Read the listing below and copy out every line that holds "this".

=== Extracted data ===

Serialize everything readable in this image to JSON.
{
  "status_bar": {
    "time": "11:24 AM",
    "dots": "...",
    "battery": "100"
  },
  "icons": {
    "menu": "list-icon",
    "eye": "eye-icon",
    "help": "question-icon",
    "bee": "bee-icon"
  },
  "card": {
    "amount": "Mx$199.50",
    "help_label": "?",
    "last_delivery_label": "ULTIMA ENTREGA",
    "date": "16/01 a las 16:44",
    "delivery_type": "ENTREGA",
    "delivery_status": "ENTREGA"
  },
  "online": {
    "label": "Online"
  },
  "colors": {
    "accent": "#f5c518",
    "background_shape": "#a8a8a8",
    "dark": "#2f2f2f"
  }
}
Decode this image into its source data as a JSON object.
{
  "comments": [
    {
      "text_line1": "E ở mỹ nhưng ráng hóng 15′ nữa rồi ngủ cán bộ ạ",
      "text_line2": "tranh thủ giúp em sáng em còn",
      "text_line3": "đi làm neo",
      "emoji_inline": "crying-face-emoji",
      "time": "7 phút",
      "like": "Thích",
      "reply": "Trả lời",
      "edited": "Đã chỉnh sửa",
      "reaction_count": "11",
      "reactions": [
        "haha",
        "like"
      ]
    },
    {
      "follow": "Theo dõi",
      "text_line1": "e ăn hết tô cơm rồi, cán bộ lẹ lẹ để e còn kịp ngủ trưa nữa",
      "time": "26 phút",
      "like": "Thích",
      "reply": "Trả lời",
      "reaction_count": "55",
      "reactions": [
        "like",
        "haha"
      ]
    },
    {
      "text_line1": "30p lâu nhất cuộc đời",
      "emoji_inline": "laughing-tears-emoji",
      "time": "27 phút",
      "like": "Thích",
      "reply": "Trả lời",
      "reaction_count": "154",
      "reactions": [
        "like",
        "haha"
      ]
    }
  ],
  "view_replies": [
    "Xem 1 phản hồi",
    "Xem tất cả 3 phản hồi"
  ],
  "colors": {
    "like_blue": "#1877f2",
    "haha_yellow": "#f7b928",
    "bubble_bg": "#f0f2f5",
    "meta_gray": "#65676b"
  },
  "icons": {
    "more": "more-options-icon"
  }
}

===
=== Extracted data ===

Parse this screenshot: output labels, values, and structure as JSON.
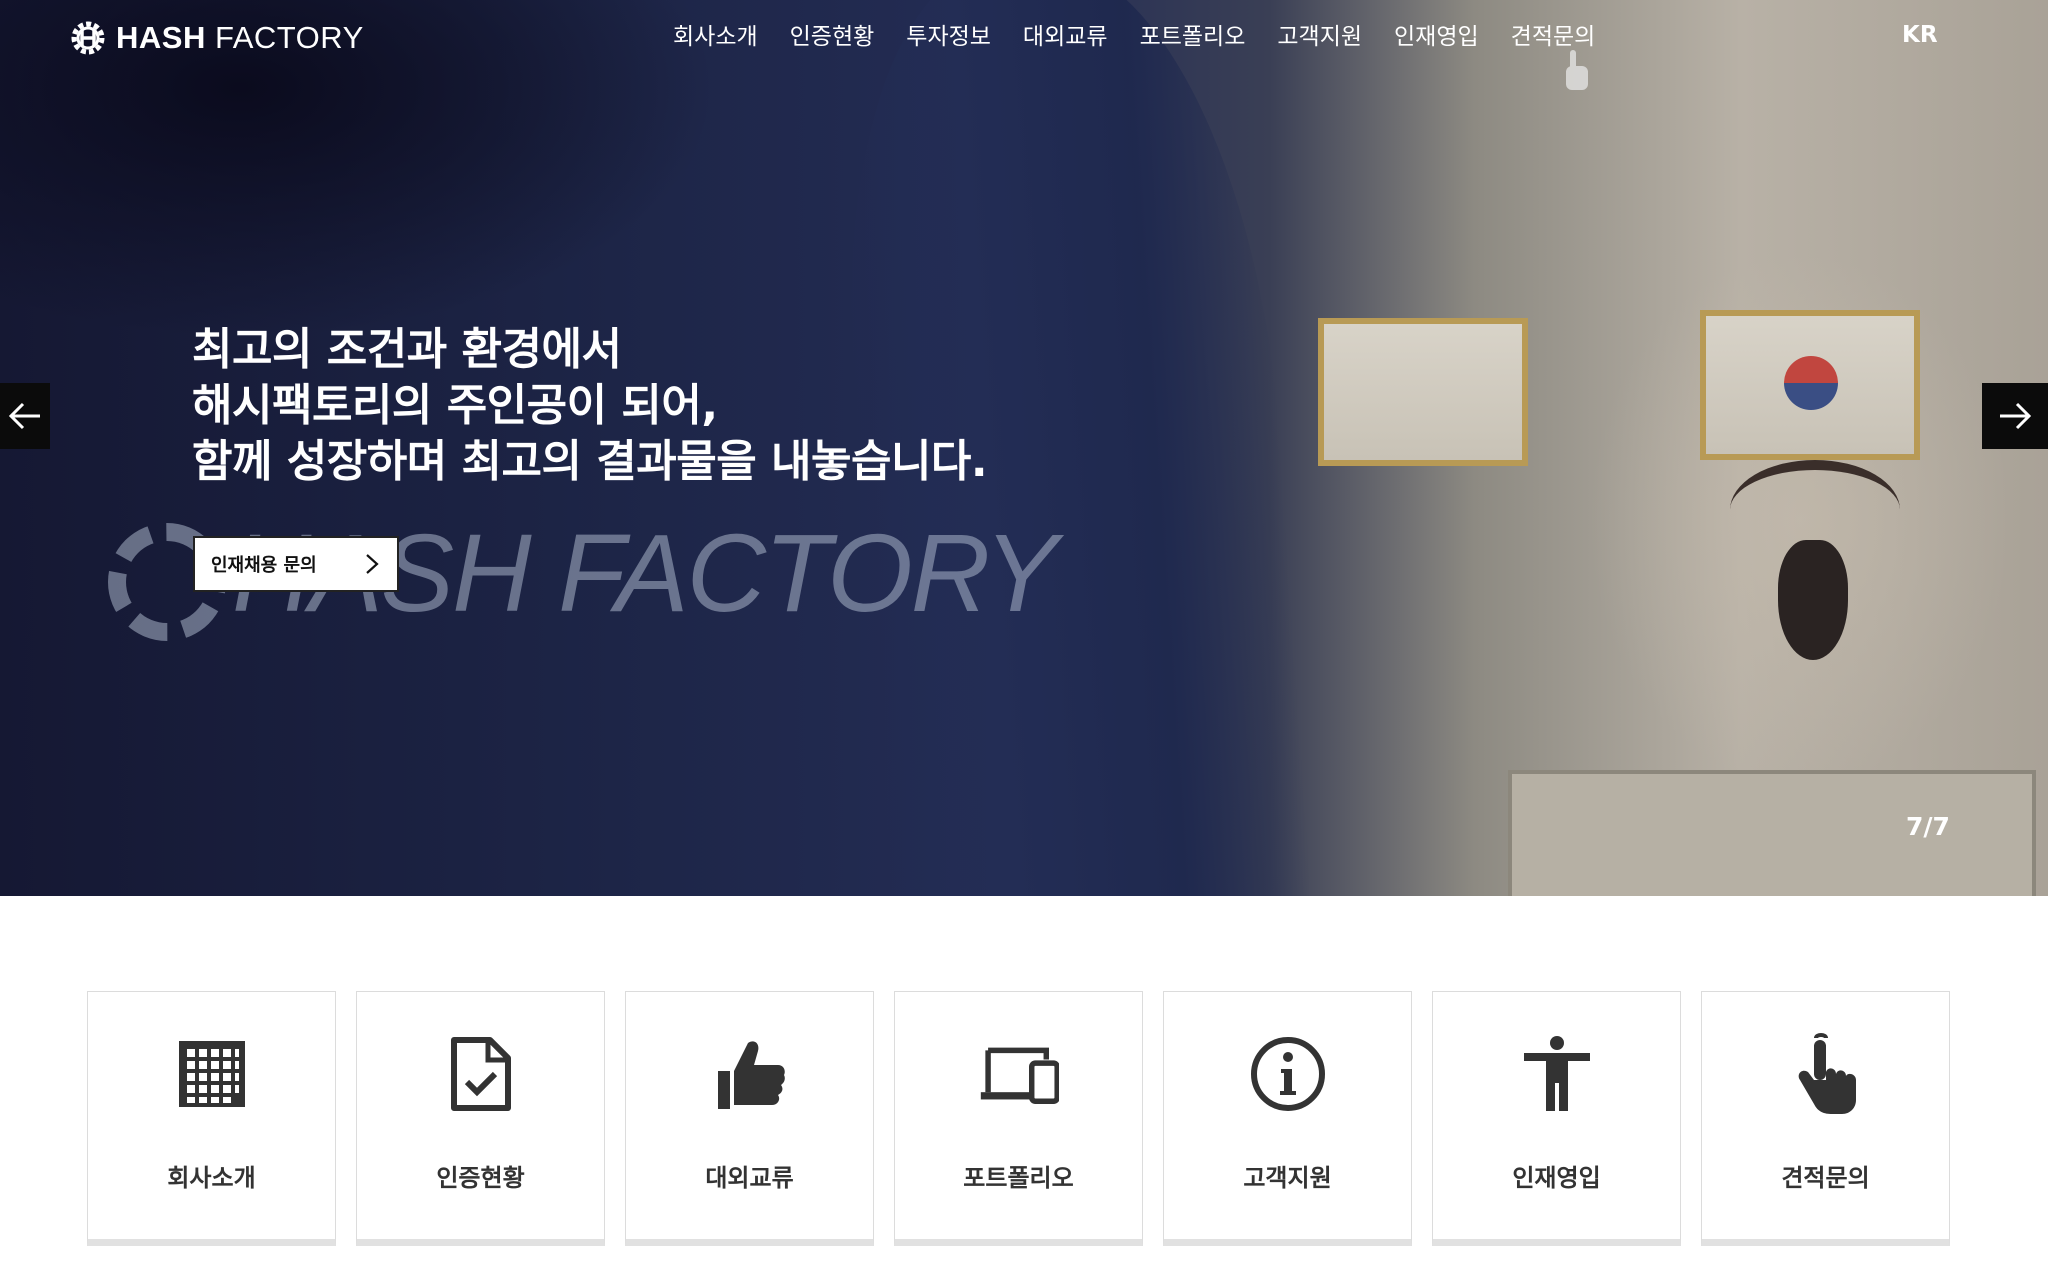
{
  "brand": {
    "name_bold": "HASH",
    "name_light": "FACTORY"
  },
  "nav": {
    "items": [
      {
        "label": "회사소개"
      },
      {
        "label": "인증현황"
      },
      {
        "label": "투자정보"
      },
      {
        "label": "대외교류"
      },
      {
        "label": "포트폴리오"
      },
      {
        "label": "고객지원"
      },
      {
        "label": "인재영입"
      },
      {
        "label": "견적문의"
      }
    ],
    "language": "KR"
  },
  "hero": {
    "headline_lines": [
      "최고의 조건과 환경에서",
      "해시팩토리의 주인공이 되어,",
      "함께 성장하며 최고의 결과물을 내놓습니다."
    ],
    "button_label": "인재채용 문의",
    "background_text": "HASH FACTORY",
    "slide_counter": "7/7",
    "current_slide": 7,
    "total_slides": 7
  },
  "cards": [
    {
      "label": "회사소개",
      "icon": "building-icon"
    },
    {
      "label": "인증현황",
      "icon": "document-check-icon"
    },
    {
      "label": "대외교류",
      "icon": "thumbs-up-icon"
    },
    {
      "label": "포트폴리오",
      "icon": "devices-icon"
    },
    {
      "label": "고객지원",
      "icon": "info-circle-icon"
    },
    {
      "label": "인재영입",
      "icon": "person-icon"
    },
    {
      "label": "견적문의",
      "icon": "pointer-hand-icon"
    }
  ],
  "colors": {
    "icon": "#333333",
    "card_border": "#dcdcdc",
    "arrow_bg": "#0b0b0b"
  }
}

===

Solved problem:
Serialize everything readable in this image to JSON.
Decode this image into its source data as a JSON object.
Parse this screenshot: output labels, values, and structure as JSON.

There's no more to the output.